| Aim |
Collect the lines of the entries where "Give" shows up.

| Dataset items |

[start]

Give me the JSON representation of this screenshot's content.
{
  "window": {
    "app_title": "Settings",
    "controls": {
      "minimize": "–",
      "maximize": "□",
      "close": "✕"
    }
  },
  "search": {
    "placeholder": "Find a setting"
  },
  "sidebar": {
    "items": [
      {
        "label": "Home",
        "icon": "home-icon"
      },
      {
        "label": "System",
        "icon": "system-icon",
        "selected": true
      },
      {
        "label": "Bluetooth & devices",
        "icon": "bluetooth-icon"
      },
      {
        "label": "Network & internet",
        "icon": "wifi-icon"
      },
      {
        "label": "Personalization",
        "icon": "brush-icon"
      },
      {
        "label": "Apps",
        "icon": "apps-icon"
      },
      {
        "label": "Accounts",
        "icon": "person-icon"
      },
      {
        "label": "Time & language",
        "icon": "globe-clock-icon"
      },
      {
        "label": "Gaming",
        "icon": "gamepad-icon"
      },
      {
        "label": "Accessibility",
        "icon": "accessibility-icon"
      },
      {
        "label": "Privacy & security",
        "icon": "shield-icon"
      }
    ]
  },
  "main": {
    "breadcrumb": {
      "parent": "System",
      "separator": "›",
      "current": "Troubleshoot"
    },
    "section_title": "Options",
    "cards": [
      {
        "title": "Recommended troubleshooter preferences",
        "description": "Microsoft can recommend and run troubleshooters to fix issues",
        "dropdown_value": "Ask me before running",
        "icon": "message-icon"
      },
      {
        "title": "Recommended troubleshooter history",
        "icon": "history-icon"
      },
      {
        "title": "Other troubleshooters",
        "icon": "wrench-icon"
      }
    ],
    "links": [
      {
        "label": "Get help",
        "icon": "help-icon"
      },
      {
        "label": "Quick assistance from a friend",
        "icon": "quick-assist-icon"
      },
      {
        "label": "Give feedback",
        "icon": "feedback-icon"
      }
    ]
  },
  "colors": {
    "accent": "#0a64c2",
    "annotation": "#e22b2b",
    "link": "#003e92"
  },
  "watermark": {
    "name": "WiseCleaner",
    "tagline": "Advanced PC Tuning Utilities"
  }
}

[end]

| Expected answer |
Give me the JSON representation of this screenshot's content.
        "label": "Give feedback",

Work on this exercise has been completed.